From the listing below, extract every line in which the word "pueblos" appears.

--------------------

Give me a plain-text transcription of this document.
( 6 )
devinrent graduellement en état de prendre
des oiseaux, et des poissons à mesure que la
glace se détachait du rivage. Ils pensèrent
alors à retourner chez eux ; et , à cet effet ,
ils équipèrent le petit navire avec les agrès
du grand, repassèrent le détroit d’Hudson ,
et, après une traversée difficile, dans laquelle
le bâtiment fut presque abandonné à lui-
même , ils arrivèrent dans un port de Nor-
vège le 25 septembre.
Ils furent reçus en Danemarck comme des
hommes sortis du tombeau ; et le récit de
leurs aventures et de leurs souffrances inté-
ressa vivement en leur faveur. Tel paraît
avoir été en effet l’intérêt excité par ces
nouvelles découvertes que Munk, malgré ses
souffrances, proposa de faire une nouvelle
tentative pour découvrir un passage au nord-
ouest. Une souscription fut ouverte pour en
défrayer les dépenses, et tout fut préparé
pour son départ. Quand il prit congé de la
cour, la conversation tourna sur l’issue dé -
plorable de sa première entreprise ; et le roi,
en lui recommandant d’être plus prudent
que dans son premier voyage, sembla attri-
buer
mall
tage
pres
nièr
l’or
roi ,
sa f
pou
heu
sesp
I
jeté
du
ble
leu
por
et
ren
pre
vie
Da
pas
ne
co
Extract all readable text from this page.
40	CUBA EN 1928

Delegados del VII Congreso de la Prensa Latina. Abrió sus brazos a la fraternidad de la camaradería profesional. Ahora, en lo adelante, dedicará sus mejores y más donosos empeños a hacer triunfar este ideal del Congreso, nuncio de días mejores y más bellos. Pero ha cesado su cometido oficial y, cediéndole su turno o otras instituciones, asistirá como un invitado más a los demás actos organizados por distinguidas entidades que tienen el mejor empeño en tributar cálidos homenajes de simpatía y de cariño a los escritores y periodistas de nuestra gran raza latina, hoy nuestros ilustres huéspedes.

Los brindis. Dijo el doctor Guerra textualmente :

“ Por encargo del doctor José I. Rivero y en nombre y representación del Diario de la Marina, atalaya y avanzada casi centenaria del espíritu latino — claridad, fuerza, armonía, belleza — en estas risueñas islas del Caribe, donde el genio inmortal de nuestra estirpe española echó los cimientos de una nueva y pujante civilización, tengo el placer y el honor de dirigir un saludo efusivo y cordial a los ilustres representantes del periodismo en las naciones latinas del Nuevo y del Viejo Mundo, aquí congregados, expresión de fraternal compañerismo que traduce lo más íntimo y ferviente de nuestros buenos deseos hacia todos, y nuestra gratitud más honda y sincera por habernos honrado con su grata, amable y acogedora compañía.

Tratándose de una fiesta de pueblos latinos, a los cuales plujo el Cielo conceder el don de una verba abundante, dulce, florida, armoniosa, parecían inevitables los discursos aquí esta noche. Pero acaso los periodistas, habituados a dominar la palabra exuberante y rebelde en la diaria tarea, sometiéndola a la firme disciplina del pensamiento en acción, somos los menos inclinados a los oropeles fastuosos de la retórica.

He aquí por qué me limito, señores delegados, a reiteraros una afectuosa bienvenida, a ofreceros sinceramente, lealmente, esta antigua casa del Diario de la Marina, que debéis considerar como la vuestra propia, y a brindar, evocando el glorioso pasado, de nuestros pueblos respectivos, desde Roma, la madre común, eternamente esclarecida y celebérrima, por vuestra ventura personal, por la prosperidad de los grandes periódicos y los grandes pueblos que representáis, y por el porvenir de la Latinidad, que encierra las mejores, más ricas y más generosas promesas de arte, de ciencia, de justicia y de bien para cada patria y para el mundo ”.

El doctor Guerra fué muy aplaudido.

--------------------

§ **Worked answer**:
Tratándose de una fiesta de pueblos latinos, a los cuales plujo el Cielo conceder el don de una verba abundante, dulce, florida, armoniosa, parecían inevitables los discursos aquí esta noche. Pero acaso los periodistas, habituados a dominar la palabra exuberante y rebelde en la diaria tarea, sometiéndola a la firme disciplina del pensamiento en acción, somos los menos inclinados a los oropeles fastuosos de la retórica.
He aquí por qué me limito, señores delegados, a reiteraros una afectuosa bienvenida, a ofreceros sinceramente, lealmente, esta antigua casa del Diario de la Marina, que debéis considerar como la vuestra propia, y a brindar, evocando el glorioso pasado, de nuestros pueblos respectivos, desde Roma, la madre común, eternamente esclarecida y celebérrima, por vuestra ventura personal, por la prosperidad de los grandes periódicos y los grandes pueblos que representáis, y por el porvenir de la Latinidad, que encierra las mejores, más ricas y más generosas promesas de arte, de ciencia, de justicia y de bien para cada patria y para el mundo ”.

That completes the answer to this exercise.